● **What you will do**
Exclude any images and output the remaining records exactly.

● **Given data**
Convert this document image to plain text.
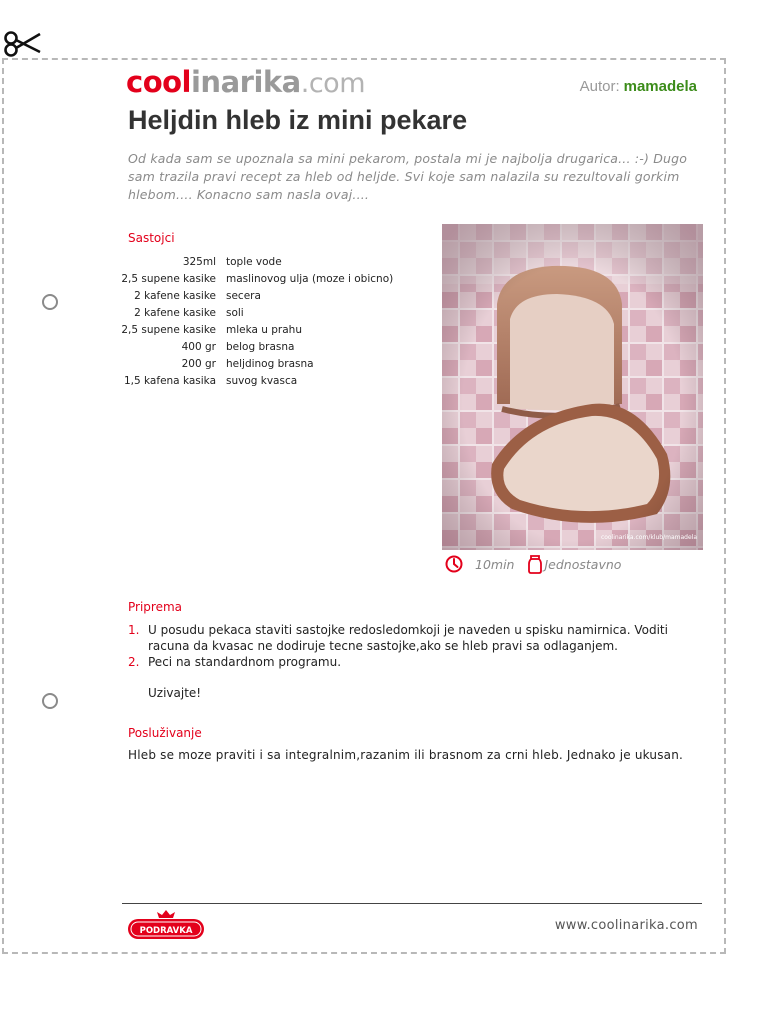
coolinarika.com	Autor: mamadela
Heljdin hleb iz mini pekare

Od kada sam se upoznala sa mini pekarom, postala mi je najbolja drugarica... :-) Dugo sam trazila pravi recept za hleb od heljde. Svi koje sam nalazila su rezultovali gorkim hlebom.... Konacno sam nasla ovaj....

Sastojci
325ml	tople vode
2,5 supene kasike	maslinovog ulja (moze i obicno)
2 kafene kasike	secera
2 kafene kasike	soli
2,5 supene kasike	mleka u prahu
400 gr	belog brasna
200 gr	heljdinog brasna
1,5 kafena kasika	suvog kvasca
coolinarika.com/klub/mamadela
10min Jednostavno
Priprema
1. U posudu pekaca staviti sastojke redosledomkoji je naveden u spisku namirnica. Voditi racuna da kvasac ne dodiruje tecne sastojke,ako se hleb pravi sa odlaganjem.
2. Peci na standardnom programu.

Uzivajte!

Posluživanje

Hleb se moze praviti i sa integralnim,razanim ili brasnom za crni hleb. Jednako je ukusan.

PODRAVKA	www.coolinarika.com
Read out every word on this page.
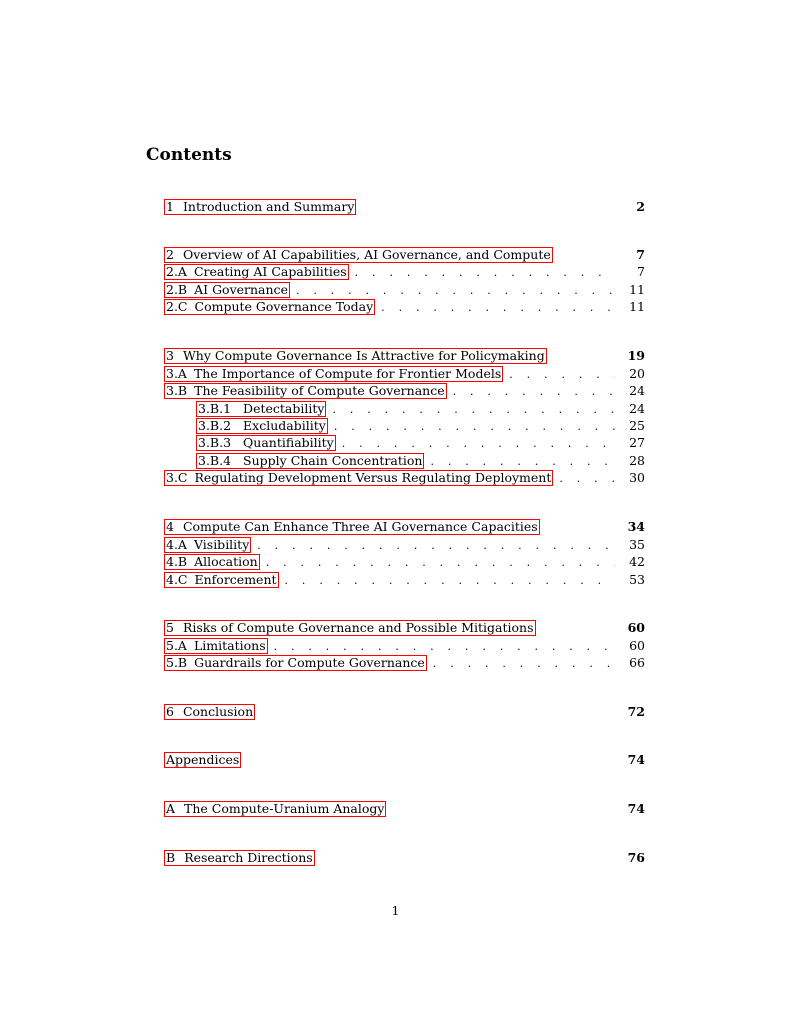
Contents
1 Introduction and Summary	2
2 Overview of AI Capabilities, AI Governance, and Compute	7
2.A Creating AI Capabilities . . .	7
2.B AI Governance . . .	11
2.C Compute Governance Today . . .	11
3 Why Compute Governance Is Attractive for Policymaking	19
3.A The Importance of Compute for Frontier Models . . .	20
3.B The Feasibility of Compute Governance . . .	24
3.B.1 Detectability . . .	24
3.B.2 Excludability . . .	25
3.B.3 Quantifiability . . .	27
3.B.4 Supply Chain Concentration . . .	28
3.C Regulating Development Versus Regulating Deployment . . .	30
4 Compute Can Enhance Three AI Governance Capacities	34
4.A Visibility . . .	35
4.B Allocation . . .	42
4.C Enforcement . . .	53
5 Risks of Compute Governance and Possible Mitigations	60
5.A Limitations . . .	60
5.B Guardrails for Compute Governance . . .	66
6 Conclusion	72
Appendices	74
A The Compute-Uranium Analogy	74
B Research Directions	76
1
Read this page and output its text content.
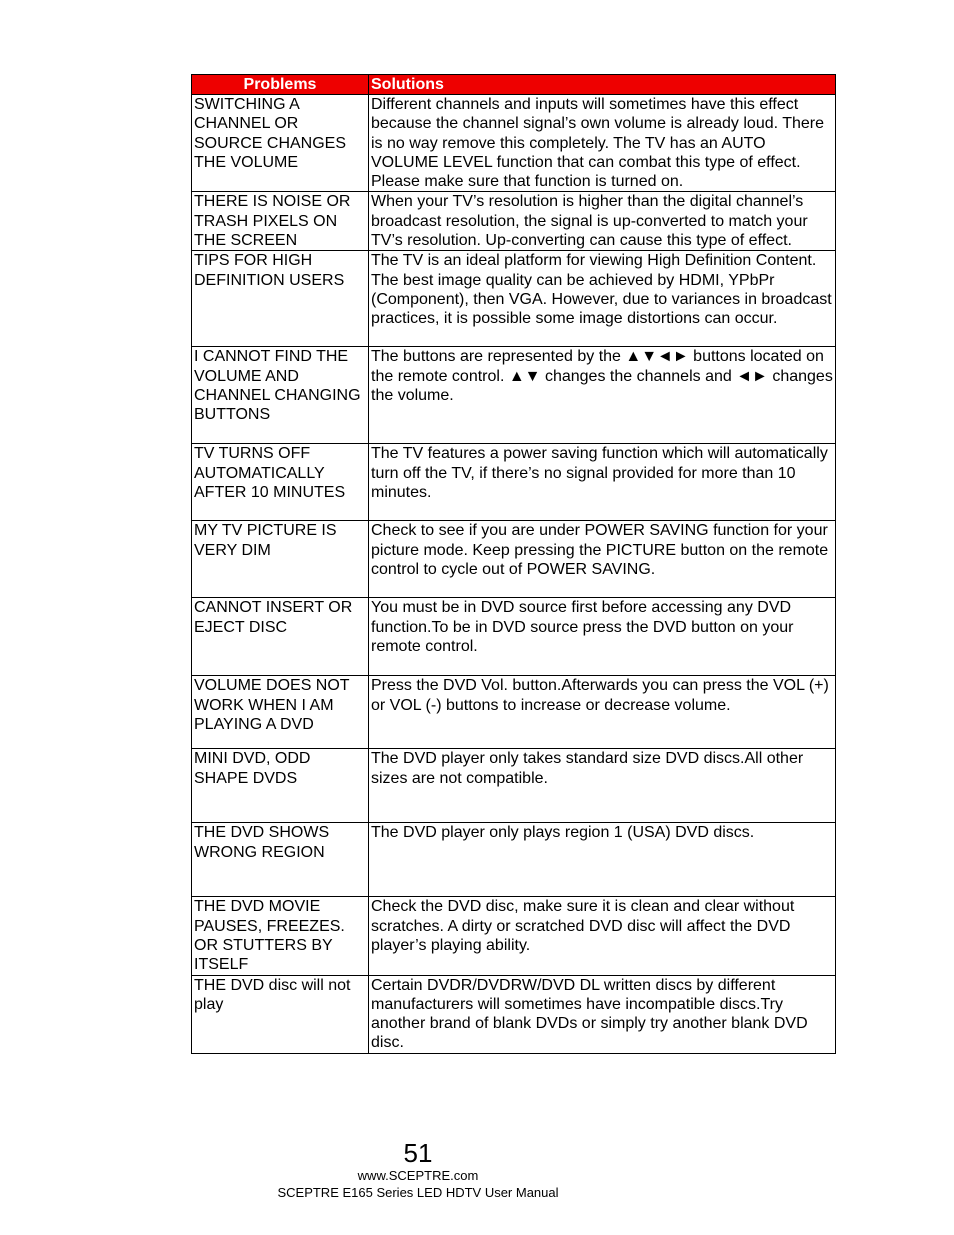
Problems	Solutions
SWITCHING A CHANNEL OR SOURCE CHANGES THE VOLUME	Different channels and inputs will sometimes have this effect because the channel signal’s own volume is already loud. There is no way remove this completely. The TV has an AUTO VOLUME LEVEL function that can combat this type of effect. Please make sure that function is turned on.
THERE IS NOISE OR TRASH PIXELS ON THE SCREEN	When your TV’s resolution is higher than the digital channel’s broadcast resolution, the signal is up-converted to match your TV’s resolution. Up-converting can cause this type of effect.
TIPS FOR HIGH DEFINITION USERS	The TV is an ideal platform for viewing High Definition Content. The best image quality can be achieved by HDMI, YPbPr (Component), then VGA. However, due to variances in broadcast practices, it is possible some image distortions can occur.
I CANNOT FIND THE VOLUME AND CHANNEL CHANGING BUTTONS	The buttons are represented by the ▲▼◄► buttons located on the remote control. ▲▼ changes the channels and ◄► changes the volume.
TV TURNS OFF AUTOMATICALLY AFTER 10 MINUTES	The TV features a power saving function which will automatically turn off the TV, if there’s no signal provided for more than 10 minutes.
MY TV PICTURE IS VERY DIM	Check to see if you are under POWER SAVING function for your picture mode. Keep pressing the PICTURE button on the remote control to cycle out of POWER SAVING.
CANNOT INSERT OR EJECT DISC	You must be in DVD source first before accessing any DVD function.To be in DVD source press the DVD button on your remote control.
VOLUME DOES NOT WORK WHEN I AM PLAYING A DVD	Press the DVD Vol. button.Afterwards you can press the VOL (+) or VOL (-) buttons to increase or decrease volume.
MINI DVD, ODD SHAPE DVDS	The DVD player only takes standard size DVD discs.All other sizes are not compatible.
THE DVD SHOWS WRONG REGION	The DVD player only plays region 1 (USA) DVD discs.
THE DVD MOVIE PAUSES, FREEZES. OR STUTTERS BY ITSELF	Check the DVD disc, make sure it is clean and clear without scratches. A dirty or scratched DVD disc will affect the DVD player’s playing ability.
THE DVD disc will not play	Certain DVDR/DVDRW/DVD DL written discs by different manufacturers will sometimes have incompatible discs.Try another brand of blank DVDs or simply try another blank DVD disc.
51
www.SCEPTRE.com
SCEPTRE E165 Series LED HDTV User Manual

● **Response to this task**
Convert this document image to plain text.
coolinarika.com	Autor: mamadela
Heljdin hleb iz mini pekare

Od kada sam se upoznala sa mini pekarom, postala mi je najbolja drugarica... :-) Dugo sam trazila pravi recept za hleb od heljde. Svi koje sam nalazila su rezultovali gorkim hlebom.... Konacno sam nasla ovaj....

Sastojci
325ml	tople vode
2,5 supene kasike	maslinovog ulja (moze i obicno)
2 kafene kasike	secera
2 kafene kasike	soli
2,5 supene kasike	mleka u prahu
400 gr	belog brasna
200 gr	heljdinog brasna
1,5 kafena kasika	suvog kvasca
coolinarika.com/klub/mamadela
10min Jednostavno
Priprema
1. U posudu pekaca staviti sastojke redosledomkoji je naveden u spisku namirnica. Voditi racuna da kvasac ne dodiruje tecne sastojke,ako se hleb pravi sa odlaganjem.
2. Peci na standardnom programu.

Uzivajte!

Posluživanje

Hleb se moze praviti i sa integralnim,razanim ili brasnom za crni hleb. Jednako je ukusan.

PODRAVKA	www.coolinarika.com
Read out every word on this page.
Contents
1 Introduction and Summary	2
2 Overview of AI Capabilities, AI Governance, and Compute	7
2.A Creating AI Capabilities . . .	7
2.B AI Governance . . .	11
2.C Compute Governance Today . . .	11
3 Why Compute Governance Is Attractive for Policymaking	19
3.A The Importance of Compute for Frontier Models . . .	20
3.B The Feasibility of Compute Governance . . .	24
3.B.1 Detectability . . .	24
3.B.2 Excludability . . .	25
3.B.3 Quantifiability . . .	27
3.B.4 Supply Chain Concentration . . .	28
3.C Regulating Development Versus Regulating Deployment . . .	30
4 Compute Can Enhance Three AI Governance Capacities	34
4.A Visibility . . .	35
4.B Allocation . . .	42
4.C Enforcement . . .	53
5 Risks of Compute Governance and Possible Mitigations	60
5.A Limitations . . .	60
5.B Guardrails for Compute Governance . . .	66
6 Conclusion	72
Appendices	74
A The Compute-Uranium Analogy	74
B Research Directions	76
1
Read this page and output its text content.
Problems	Solutions
SWITCHING A CHANNEL OR SOURCE CHANGES THE VOLUME	Different channels and inputs will sometimes have this effect because the channel signal’s own volume is already loud. There is no way remove this completely. The TV has an AUTO VOLUME LEVEL function that can combat this type of effect. Please make sure that function is turned on.
THERE IS NOISE OR TRASH PIXELS ON THE SCREEN	When your TV’s resolution is higher than the digital channel’s broadcast resolution, the signal is up-converted to match your TV’s resolution. Up-converting can cause this type of effect.
TIPS FOR HIGH DEFINITION USERS	The TV is an ideal platform for viewing High Definition Content. The best image quality can be achieved by HDMI, YPbPr (Component), then VGA. However, due to variances in broadcast practices, it is possible some image distortions can occur.
I CANNOT FIND THE VOLUME AND CHANNEL CHANGING BUTTONS	The buttons are represented by the ▲▼◄► buttons located on the remote control. ▲▼ changes the channels and ◄► changes the volume.
TV TURNS OFF AUTOMATICALLY AFTER 10 MINUTES	The TV features a power saving function which will automatically turn off the TV, if there’s no signal provided for more than 10 minutes.
MY TV PICTURE IS VERY DIM	Check to see if you are under POWER SAVING function for your picture mode. Keep pressing the PICTURE button on the remote control to cycle out of POWER SAVING.
CANNOT INSERT OR EJECT DISC	You must be in DVD source first before accessing any DVD function.To be in DVD source press the DVD button on your remote control.
VOLUME DOES NOT WORK WHEN I AM PLAYING A DVD	Press the DVD Vol. button.Afterwards you can press the VOL (+) or VOL (-) buttons to increase or decrease volume.
MINI DVD, ODD SHAPE DVDS	The DVD player only takes standard size DVD discs.All other sizes are not compatible.
THE DVD SHOWS WRONG REGION	The DVD player only plays region 1 (USA) DVD discs.
THE DVD MOVIE PAUSES, FREEZES. OR STUTTERS BY ITSELF	Check the DVD disc, make sure it is clean and clear without scratches. A dirty or scratched DVD disc will affect the DVD player’s playing ability.
THE DVD disc will not play	Certain DVDR/DVDRW/DVD DL written discs by different manufacturers will sometimes have incompatible discs.Try another brand of blank DVDs or simply try another blank DVD disc.
51
www.SCEPTRE.com
SCEPTRE E165 Series LED HDTV User Manual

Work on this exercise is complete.